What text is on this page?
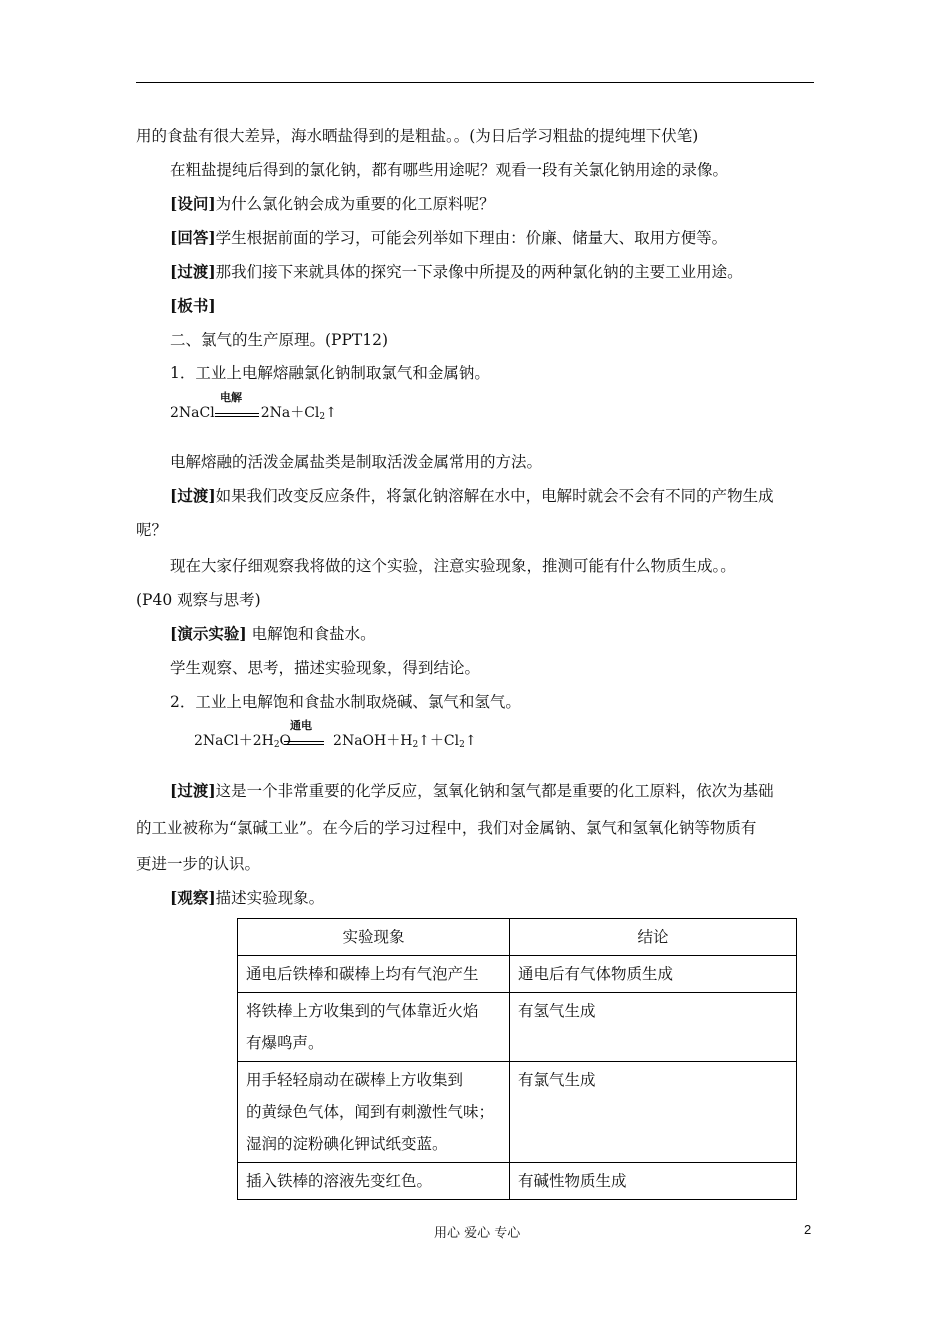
用的食盐有很大差异，海水晒盐得到的是粗盐。。(为日后学习粗盐的提纯埋下伏笔)
在粗盐提纯后得到的氯化钠，都有哪些用途呢？观看一段有关氯化钠用途的录像。
[设问]为什么氯化钠会成为重要的化工原料呢？
[回答]学生根据前面的学习，可能会列举如下理由：价廉、储量大、取用方便等。
[过渡]那我们接下来就具体的探究一下录像中所提及的两种氯化钠的主要工业用途。
[板书]
二、氯气的生产原理。(PPT12)
1．工业上电解熔融氯化钠制取氯气和金属钠。
2NaCl	$2Na+Cl_2↑$
电解
电解熔融的活泼金属盐类是制取活泼金属常用的方法。
[过渡]如果我们改变反应条件，将氯化钠溶解在水中，电解时就会不会有不同的产物生成
呢？
现在大家仔细观察我将做的这个实验，注意实验现象，推测可能有什么物质生成。。
(P40 观察与思考)
[演示实验] 电解饱和食盐水。
学生观察、思考，描述实验现象，得到结论。
2．工业上电解饱和食盐水制取烧碱、氯气和氢气。
$2NaCl+2H_2O$	$2NaOH+H_2↑+Cl_2↑$
通电
[过渡]这是一个非常重要的化学反应，氢氧化钠和氢气都是重要的化工原料，依次为基础
的工业被称为“氯碱工业”。在今后的学习过程中，我们对金属钠、氯气和氢氧化钠等物质有
更进一步的认识。
[观察]描述实验现象。
实验现象	结论

通电后铁棒和碳棒上均有气泡产生	通电后有气体物质生成

将铁棒上方收集到的气体靠近火焰
有爆鸣声。	有氢气生成

用手轻轻扇动在碳棒上方收集到
的黄绿色气体，闻到有刺激性气味；
湿润的淀粉碘化钾试纸变蓝。	有氯气生成

插入铁棒的溶液先变红色。	有碱性物质生成
用心 爱心 专心	2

● Challenge: Print out the whole of the material word for word, without pictures.

● Response:
What text is on this page?
用的食盐有很大差异，海水晒盐得到的是粗盐。。(为日后学习粗盐的提纯埋下伏笔)
在粗盐提纯后得到的氯化钠，都有哪些用途呢？观看一段有关氯化钠用途的录像。
[设问]为什么氯化钠会成为重要的化工原料呢？
[回答]学生根据前面的学习，可能会列举如下理由：价廉、储量大、取用方便等。
[过渡]那我们接下来就具体的探究一下录像中所提及的两种氯化钠的主要工业用途。
[板书]
二、氯气的生产原理。(PPT12)
1．工业上电解熔融氯化钠制取氯气和金属钠。
2NaCl	$2Na+Cl_2↑$
电解
电解熔融的活泼金属盐类是制取活泼金属常用的方法。
[过渡]如果我们改变反应条件，将氯化钠溶解在水中，电解时就会不会有不同的产物生成
呢？
现在大家仔细观察我将做的这个实验，注意实验现象，推测可能有什么物质生成。。
(P40 观察与思考)
[演示实验] 电解饱和食盐水。
学生观察、思考，描述实验现象，得到结论。
2．工业上电解饱和食盐水制取烧碱、氯气和氢气。
$2NaCl+2H_2O$	$2NaOH+H_2↑+Cl_2↑$
通电
[过渡]这是一个非常重要的化学反应，氢氧化钠和氢气都是重要的化工原料，依次为基础
的工业被称为“氯碱工业”。在今后的学习过程中，我们对金属钠、氯气和氢氧化钠等物质有
更进一步的认识。
[观察]描述实验现象。
实验现象	结论

通电后铁棒和碳棒上均有气泡产生	通电后有气体物质生成

将铁棒上方收集到的气体靠近火焰
有爆鸣声。	有氢气生成

用手轻轻扇动在碳棒上方收集到
的黄绿色气体，闻到有刺激性气味；
湿润的淀粉碘化钾试纸变蓝。	有氯气生成

插入铁棒的溶液先变红色。	有碱性物质生成
用心 爱心 专心	2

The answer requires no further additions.